Description of the task ▸ Each entry below must be repeated word for word.
====== Raw data ======
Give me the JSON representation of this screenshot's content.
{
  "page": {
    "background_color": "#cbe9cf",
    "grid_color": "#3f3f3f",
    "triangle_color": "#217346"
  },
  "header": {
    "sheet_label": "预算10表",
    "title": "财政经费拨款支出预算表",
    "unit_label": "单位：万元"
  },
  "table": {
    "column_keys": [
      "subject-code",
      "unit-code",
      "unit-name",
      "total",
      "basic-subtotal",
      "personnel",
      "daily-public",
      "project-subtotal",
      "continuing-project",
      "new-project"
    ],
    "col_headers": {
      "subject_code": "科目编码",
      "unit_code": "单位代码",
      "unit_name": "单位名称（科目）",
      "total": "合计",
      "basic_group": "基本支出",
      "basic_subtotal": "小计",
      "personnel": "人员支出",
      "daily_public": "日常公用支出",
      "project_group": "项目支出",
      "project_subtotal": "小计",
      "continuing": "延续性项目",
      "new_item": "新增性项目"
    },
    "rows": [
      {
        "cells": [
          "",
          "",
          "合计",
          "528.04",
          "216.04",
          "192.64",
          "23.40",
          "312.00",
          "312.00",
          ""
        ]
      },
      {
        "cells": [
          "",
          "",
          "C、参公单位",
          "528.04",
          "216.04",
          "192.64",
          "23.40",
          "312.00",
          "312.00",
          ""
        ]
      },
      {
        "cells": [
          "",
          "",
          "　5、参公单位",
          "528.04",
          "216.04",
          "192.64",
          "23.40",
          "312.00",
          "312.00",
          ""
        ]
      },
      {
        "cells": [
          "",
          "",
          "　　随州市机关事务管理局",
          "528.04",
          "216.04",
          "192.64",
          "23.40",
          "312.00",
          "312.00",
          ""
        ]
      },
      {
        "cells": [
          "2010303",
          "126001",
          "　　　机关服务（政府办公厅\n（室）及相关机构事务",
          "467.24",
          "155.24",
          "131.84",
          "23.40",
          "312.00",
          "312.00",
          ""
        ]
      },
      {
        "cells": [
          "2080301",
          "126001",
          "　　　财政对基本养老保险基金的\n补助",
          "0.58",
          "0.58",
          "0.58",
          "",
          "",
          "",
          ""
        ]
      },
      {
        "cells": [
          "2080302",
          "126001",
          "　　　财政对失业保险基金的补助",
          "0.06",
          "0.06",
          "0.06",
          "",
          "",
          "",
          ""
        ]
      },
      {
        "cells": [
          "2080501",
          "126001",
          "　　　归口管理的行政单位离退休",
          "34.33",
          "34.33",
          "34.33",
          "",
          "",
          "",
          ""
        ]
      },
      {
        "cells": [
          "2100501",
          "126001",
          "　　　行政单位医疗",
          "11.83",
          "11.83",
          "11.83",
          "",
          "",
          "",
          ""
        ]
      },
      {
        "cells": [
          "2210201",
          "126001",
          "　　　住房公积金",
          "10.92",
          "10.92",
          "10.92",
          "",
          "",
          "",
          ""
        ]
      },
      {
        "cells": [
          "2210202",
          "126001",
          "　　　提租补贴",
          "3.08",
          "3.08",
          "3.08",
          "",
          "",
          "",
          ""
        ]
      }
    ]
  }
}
======
Response ▸
Give me the JSON representation of this screenshot's content.
{
  "page": {
    "background_color": "#cbe9cf",
    "grid_color": "#3f3f3f",
    "triangle_color": "#217346"
  },
  "header": {
    "sheet_label": "预算10表",
    "title": "财政经费拨款支出预算表",
    "unit_label": "单位：万元"
  },
  "table": {
    "column_keys": [
      "subject-code",
      "unit-code",
      "unit-name",
      "total",
      "basic-subtotal",
      "personnel",
      "daily-public",
      "project-subtotal",
      "continuing-project",
      "new-project"
    ],
    "col_headers": {
      "subject_code": "科目编码",
      "unit_code": "单位代码",
      "unit_name": "单位名称（科目）",
      "total": "合计",
      "basic_group": "基本支出",
      "basic_subtotal": "小计",
      "personnel": "人员支出",
      "daily_public": "日常公用支出",
      "project_group": "项目支出",
      "project_subtotal": "小计",
      "continuing": "延续性项目",
      "new_item": "新增性项目"
    },
    "rows": [
      {
        "cells": [
          "",
          "",
          "合计",
          "528.04",
          "216.04",
          "192.64",
          "23.40",
          "312.00",
          "312.00",
          ""
        ]
      },
      {
        "cells": [
          "",
          "",
          "C、参公单位",
          "528.04",
          "216.04",
          "192.64",
          "23.40",
          "312.00",
          "312.00",
          ""
        ]
      },
      {
        "cells": [
          "",
          "",
          "　5、参公单位",
          "528.04",
          "216.04",
          "192.64",
          "23.40",
          "312.00",
          "312.00",
          ""
        ]
      },
      {
        "cells": [
          "",
          "",
          "　　随州市机关事务管理局",
          "528.04",
          "216.04",
          "192.64",
          "23.40",
          "312.00",
          "312.00",
          ""
        ]
      },
      {
        "cells": [
          "2010303",
          "126001",
          "　　　机关服务（政府办公厅\n（室）及相关机构事务",
          "467.24",
          "155.24",
          "131.84",
          "23.40",
          "312.00",
          "312.00",
          ""
        ]
      },
      {
        "cells": [
          "2080301",
          "126001",
          "　　　财政对基本养老保险基金的\n补助",
          "0.58",
          "0.58",
          "0.58",
          "",
          "",
          "",
          ""
        ]
      },
      {
        "cells": [
          "2080302",
          "126001",
          "　　　财政对失业保险基金的补助",
          "0.06",
          "0.06",
          "0.06",
          "",
          "",
          "",
          ""
        ]
      },
      {
        "cells": [
          "2080501",
          "126001",
          "　　　归口管理的行政单位离退休",
          "34.33",
          "34.33",
          "34.33",
          "",
          "",
          "",
          ""
        ]
      },
      {
        "cells": [
          "2100501",
          "126001",
          "　　　行政单位医疗",
          "11.83",
          "11.83",
          "11.83",
          "",
          "",
          "",
          ""
        ]
      },
      {
        "cells": [
          "2210201",
          "126001",
          "　　　住房公积金",
          "10.92",
          "10.92",
          "10.92",
          "",
          "",
          "",
          ""
        ]
      },
      {
        "cells": [
          "2210202",
          "126001",
          "　　　提租补贴",
          "3.08",
          "3.08",
          "3.08",
          "",
          "",
          "",
          ""
        ]
      }
    ]
  }
}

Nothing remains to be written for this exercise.